**EXCERPT**
══════════
If readers take a look at the chart below you can see how highly correlated the markets are and looking for that little edge can sometimes literally be the missing piece of the jigsaw puzzle that can make the difference to being on the right side of the trend.
As an Elliottician I look at charts every single day of the week trying to evaluate and find little edges that can make the difference.
Presently I think the markets are at inflection point that should decide the next strong trade.
If we use the ES e-mini contract as a proxy for the US stock markets, we can also see how it has moved opposite virtually tick-tick to the DX (US$) and the USDCAD forex pair.
But I am more interested in what the moves are actually doing from the September 14th lows (ES would be a high).I currently see a 3 wave move on the DX and USDCAD, and likely wise I see a 3 wave decline on the ES.
A 3 wave move is considered a corrective move in an ongoing trend, hence why at this juncture I think if the US$ reverses, we should see the other 2 markets ES move to the upside and USDCAD move to the downside.
══════════
**DATA TO PROCESS**

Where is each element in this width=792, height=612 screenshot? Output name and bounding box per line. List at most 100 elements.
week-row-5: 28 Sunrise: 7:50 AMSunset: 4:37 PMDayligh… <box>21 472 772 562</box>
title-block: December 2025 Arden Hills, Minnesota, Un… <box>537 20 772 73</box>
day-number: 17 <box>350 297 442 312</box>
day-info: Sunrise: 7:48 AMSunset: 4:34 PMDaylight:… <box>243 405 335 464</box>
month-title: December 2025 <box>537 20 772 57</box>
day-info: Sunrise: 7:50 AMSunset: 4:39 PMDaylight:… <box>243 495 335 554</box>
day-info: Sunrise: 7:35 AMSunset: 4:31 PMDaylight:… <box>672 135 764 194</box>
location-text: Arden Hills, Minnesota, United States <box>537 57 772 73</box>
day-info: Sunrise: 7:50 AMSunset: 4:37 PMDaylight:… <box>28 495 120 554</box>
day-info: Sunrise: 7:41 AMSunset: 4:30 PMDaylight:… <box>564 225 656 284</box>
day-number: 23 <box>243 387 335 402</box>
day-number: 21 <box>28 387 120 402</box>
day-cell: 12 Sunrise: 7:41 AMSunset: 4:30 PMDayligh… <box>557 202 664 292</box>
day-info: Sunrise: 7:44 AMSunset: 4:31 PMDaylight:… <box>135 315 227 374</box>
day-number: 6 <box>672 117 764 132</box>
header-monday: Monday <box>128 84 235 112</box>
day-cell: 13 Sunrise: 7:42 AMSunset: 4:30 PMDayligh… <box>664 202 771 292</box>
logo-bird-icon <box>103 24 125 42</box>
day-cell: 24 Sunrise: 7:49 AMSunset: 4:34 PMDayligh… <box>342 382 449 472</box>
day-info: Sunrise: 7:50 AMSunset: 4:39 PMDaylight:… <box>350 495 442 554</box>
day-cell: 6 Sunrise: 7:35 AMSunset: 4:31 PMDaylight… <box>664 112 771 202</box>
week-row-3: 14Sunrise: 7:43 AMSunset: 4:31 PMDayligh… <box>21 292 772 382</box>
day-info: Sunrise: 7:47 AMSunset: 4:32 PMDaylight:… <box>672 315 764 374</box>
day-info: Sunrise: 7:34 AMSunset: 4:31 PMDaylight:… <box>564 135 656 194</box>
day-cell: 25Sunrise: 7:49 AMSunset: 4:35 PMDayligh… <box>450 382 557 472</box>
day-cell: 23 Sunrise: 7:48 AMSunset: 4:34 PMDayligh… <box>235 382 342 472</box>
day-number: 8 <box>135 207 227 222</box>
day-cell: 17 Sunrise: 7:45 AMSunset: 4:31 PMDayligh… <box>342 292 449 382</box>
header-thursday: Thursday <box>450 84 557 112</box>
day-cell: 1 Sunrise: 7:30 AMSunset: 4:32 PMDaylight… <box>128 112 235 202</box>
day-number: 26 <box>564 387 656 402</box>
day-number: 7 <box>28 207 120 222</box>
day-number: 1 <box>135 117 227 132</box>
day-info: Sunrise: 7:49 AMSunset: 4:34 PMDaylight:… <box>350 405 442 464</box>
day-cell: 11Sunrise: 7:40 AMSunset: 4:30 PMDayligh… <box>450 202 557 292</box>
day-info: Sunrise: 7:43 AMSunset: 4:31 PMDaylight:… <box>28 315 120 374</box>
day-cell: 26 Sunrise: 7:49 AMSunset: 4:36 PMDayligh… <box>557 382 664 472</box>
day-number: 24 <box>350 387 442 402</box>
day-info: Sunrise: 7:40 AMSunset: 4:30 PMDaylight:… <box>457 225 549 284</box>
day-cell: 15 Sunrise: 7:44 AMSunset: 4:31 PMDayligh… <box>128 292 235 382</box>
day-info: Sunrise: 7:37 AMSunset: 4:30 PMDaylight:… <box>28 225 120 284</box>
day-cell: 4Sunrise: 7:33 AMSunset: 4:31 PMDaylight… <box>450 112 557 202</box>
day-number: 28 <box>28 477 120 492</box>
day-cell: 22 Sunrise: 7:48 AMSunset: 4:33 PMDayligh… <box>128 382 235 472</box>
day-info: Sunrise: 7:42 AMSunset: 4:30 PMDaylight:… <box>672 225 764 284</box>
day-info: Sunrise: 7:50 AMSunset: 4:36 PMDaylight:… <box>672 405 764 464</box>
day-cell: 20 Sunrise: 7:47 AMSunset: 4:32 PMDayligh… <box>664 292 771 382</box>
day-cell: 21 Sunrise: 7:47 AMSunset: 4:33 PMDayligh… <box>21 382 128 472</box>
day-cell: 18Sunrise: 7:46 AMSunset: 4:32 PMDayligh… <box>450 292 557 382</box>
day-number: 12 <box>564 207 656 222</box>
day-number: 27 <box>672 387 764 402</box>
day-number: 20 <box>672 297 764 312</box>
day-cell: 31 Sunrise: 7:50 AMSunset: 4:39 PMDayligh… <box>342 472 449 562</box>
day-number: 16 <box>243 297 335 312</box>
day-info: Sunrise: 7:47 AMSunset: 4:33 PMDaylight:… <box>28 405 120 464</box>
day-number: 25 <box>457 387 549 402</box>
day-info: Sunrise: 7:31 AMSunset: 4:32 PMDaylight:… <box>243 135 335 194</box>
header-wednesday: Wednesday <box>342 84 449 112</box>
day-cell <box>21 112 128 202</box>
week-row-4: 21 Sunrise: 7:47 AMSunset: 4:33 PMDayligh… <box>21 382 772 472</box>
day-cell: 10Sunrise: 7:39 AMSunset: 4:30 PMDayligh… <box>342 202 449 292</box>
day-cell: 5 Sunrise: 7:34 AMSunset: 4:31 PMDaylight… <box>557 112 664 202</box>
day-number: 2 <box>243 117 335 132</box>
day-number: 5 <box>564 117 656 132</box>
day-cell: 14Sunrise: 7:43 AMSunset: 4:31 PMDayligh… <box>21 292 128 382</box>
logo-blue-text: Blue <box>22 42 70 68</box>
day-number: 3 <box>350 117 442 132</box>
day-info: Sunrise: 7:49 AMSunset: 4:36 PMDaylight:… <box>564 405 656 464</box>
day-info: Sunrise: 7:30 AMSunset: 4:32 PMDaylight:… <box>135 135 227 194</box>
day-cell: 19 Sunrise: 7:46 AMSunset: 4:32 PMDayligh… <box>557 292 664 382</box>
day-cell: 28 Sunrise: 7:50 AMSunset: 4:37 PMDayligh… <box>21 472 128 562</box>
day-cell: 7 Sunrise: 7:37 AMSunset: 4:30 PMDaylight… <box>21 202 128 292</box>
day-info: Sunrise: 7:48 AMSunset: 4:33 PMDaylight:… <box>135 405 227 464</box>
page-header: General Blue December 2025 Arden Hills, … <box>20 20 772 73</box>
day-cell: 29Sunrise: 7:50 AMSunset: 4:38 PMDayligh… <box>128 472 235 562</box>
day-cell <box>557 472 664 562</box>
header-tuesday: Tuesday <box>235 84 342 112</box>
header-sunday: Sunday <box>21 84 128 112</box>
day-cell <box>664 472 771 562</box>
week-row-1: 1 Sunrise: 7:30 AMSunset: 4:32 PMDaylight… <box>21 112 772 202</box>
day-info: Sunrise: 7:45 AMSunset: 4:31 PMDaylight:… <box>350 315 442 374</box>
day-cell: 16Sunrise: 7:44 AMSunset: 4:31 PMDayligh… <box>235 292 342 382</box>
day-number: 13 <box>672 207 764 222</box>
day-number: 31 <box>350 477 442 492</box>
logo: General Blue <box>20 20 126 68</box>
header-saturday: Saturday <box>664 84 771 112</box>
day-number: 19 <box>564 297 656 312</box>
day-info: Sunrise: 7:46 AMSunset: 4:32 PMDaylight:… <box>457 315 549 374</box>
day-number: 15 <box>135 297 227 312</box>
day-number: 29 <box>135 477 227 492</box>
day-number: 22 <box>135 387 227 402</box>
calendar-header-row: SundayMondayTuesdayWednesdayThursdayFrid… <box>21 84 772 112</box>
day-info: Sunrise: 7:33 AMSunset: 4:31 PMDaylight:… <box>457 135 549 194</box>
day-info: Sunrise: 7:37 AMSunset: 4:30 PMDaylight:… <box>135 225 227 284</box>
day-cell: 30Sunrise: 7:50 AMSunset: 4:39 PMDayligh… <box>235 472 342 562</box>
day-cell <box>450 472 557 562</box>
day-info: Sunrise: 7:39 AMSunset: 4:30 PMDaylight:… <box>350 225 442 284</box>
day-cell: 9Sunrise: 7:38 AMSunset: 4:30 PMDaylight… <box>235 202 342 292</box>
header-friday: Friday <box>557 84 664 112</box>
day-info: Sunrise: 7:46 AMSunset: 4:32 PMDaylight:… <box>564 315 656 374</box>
══════════
**REQUIREMENTS**
1. In the market commentary, what does the writer use as a proxy for the US stock markets?
2. Rewrite the listing from its first line up to and including the line with "day-cell: 17 Sunrise: 7:45", changing every "day-info" to "day-details" and keeping all else the same; give back only those lines.
The market commentary and the listing are unrelated.

**EXPECTED OUTPUTS**
1. The ES e-mini contract.

2.
Where is each element in this width=792, height=612 screenshot? Output name and bounding box per line. List at most 100 elements.
week-row-5: 28 Sunrise: 7:50 AMSunset: 4:37 PMDayligh… <box>21 472 772 562</box>
title-block: December 2025 Arden Hills, Minnesota, Un… <box>537 20 772 73</box>
day-number: 17 <box>350 297 442 312</box>
day-details: Sunrise: 7:48 AMSunset: 4:34 PMDaylight:… <box>243 405 335 464</box>
month-title: December 2025 <box>537 20 772 57</box>
day-details: Sunrise: 7:50 AMSunset: 4:39 PMDaylight:… <box>243 495 335 554</box>
day-details: Sunrise: 7:35 AMSunset: 4:31 PMDaylight:… <box>672 135 764 194</box>
location-text: Arden Hills, Minnesota, United States <box>537 57 772 73</box>
day-details: Sunrise: 7:50 AMSunset: 4:37 PMDaylight:… <box>28 495 120 554</box>
day-details: Sunrise: 7:41 AMSunset: 4:30 PMDaylight:… <box>564 225 656 284</box>
day-number: 23 <box>243 387 335 402</box>
day-number: 21 <box>28 387 120 402</box>
day-cell: 12 Sunrise: 7:41 AMSunset: 4:30 PMDayligh… <box>557 202 664 292</box>
day-details: Sunrise: 7:44 AMSunset: 4:31 PMDaylight:… <box>135 315 227 374</box>
day-number: 6 <box>672 117 764 132</box>
header-monday: Monday <box>128 84 235 112</box>
day-cell: 13 Sunrise: 7:42 AMSunset: 4:30 PMDayligh… <box>664 202 771 292</box>
logo-bird-icon <box>103 24 125 42</box>
day-cell: 24 Sunrise: 7:49 AMSunset: 4:34 PMDayligh… <box>342 382 449 472</box>
day-details: Sunrise: 7:50 AMSunset: 4:39 PMDaylight:… <box>350 495 442 554</box>
day-cell: 6 Sunrise: 7:35 AMSunset: 4:31 PMDaylight… <box>664 112 771 202</box>
week-row-3: 14Sunrise: 7:43 AMSunset: 4:31 PMDayligh… <box>21 292 772 382</box>
day-details: Sunrise: 7:47 AMSunset: 4:32 PMDaylight:… <box>672 315 764 374</box>
day-details: Sunrise: 7:34 AMSunset: 4:31 PMDaylight:… <box>564 135 656 194</box>
day-cell: 25Sunrise: 7:49 AMSunset: 4:35 PMDayligh… <box>450 382 557 472</box>
day-cell: 23 Sunrise: 7:48 AMSunset: 4:34 PMDayligh… <box>235 382 342 472</box>
day-number: 8 <box>135 207 227 222</box>
day-cell: 17 Sunrise: 7:45 AMSunset: 4:31 PMDayligh… <box>342 292 449 382</box>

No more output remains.